• [Problems]
**A.** Answer these questions using the Karcher biography:
(i) Which high school did Karcher attend?
(ii) Which quarterback did Karcher back up while the Broncos played in Super Bowl XXII?
(iii) Which team beat the Rhein Fire in World Bowl '97?
**B.** Pick up the Karcher biography after its final sentence and write the next part.

• [Page excerpt]
━━━━━━━━━━

Kenneth Paul Karcher (born July 1, 1963) is an American football coach and former player. He is currently the head football coach at East Central Community College, a position he has held since January 2013. Karcher served in the same capacity at Liberty University from 2000 to 2005, compiling a record of 21–46.

Early life and playing career
Out of Shaler Area High School, in Pennsylvania, Karcher was a highly recruited quarterback and eventually went to the University of Notre Dame. While there, he was a third-string quarterback behind Blair Kiel. He decided to transfer after two years to Tulane University, where he finished out his collegiate playing career.

Karcher went undrafted by NFL teams, and bounced around training camps before going to the Denver Broncos. He played in a total of four NFL games; three of those games came when he played as a replacement player while many other NFL players were on strike. The Broncos retained him for the rest of the year, and Karcher backed up John Elway while the team played in Super Bowl XXII. Karcher continued to play for the Broncos for one additional season, in 1988.

Coaching career
Karcher began his coaching career in 1991 as an assistant coach at the University of North Texas, where he coached the Mean Green quarterbacks and receivers. The next year, he was hired by head coach Galen Hall as the passing game coordinator and quarterbacks coach for the Orlando Thunder of the World League of American Football. Following the suspension of the World League, Karcher returned to the college ranks as an assistant on Johnny Majors' coaching staff at the University of Pittsburgh. During his first season, he served as the Panthers' pass offense coordinator and quarterbacks coach, sharing coordinator duties with run offense coordinator Charles Coe. In March 1994, Majors put Karcher in sole charge of the offense, promoting him to offensive coordinator and quarterbacks coach. He held that position for the next three years, until Majors resignation at the end of the 1996 season.

In 1997, Karcher rejoined Galen Hall in the revamped World League, this time as the offensive coordinator and quarterbacks coach of the Rhein Fire, based in Düsseldorf, Germany. He helped lead the Fire to the first winning season in the team's three-year history. Rhein finished in first place with a record of 7–3, but lost to the Barcelona Dragons in World Bowl '97. Under his tutelage, quarterback T. J. Rubley earned all-World League honors and was named the league's offensive most valuable player. Karcher's offense led the league in rushing yards (1,555) and ranked second in total offense (3,253). The offensive line set a league record by holding their opponents to only one sack the entire regular season.

College coaching
Karcher was named the sixth head football coach at Liberty University on February 18, 2000.

━━━━━━━━━━

• [Raw data]
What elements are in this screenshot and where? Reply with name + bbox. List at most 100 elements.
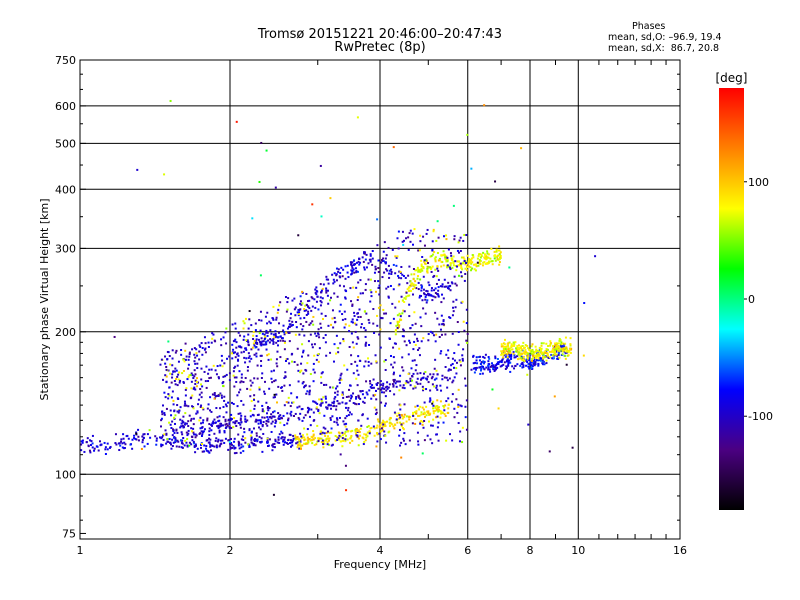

━━━━━━━━━━

• [Outputs for the tasks]
**A.**
(i) Shaler Area High School, in Pennsylvania
(ii) John Elway
(iii) The Barcelona Dragons

**B.**
At Liberty, Karcher's teams underachieved. Despite this, Liberty chancellor Jerry Falwell resigned him to a 5-year contract after the 2004 season.  But, he would only last one more season.  After a 1–10 campaign in 2005, Karcher was fired.  His final coaching record at Liberty was 21–46, with a 6–8 record in conference play (including two straight second places finishes). As of 2020, Karcher's winning percentage of .313 remains the worst win–loss percentage in the program's history.

As a coach, Karcher stressed building character in his players through football. One such player was Samkon Gado, a reserve while playing at Liberty.  Karcher helped Gado get his foot in the door of an NFL team, and within the year Gado was the starting running back for the Green Bay Packers.

After his dismissal from Liberty, Karcher was the offensive coordinator at Fellowship Christian High School in Roswell, Georgia, where he led the Paladins to their first-ever winning season and a deep run in the Georgia state playoffs. He also served as the school's athletic director, and taught a 9th grade Bible class at Fellowship Christian School.

In 2008, Karcher accepted a position as the quarterbacks coach with the University of Toledo. He helped the Rockets in an upset win over the Michigan Wolverines, although the squad finished 3–8.

In January 2009, head coach Ron English hired Karcher as offensive coordinator and quarterbacks coach at Eastern Michigan University. The Eagles finished that year with a 0–12 record, and Karcher's offense ranked 116th out of 120 teams in total yards (3,340).  Since then, EMU has improved, posting a 2–10 record the following year and a 6–6 record in 2011. EMU regressed in 2012 and finished the year 2–10. After the season, in which the Eagles finished near the bottom of the conference offensive statistics, Karcher left the program.

Personal life
Karcher is married to the former Pauline Termini and they have four children, daughters Kelly and Katie, and sons Austin and Clay.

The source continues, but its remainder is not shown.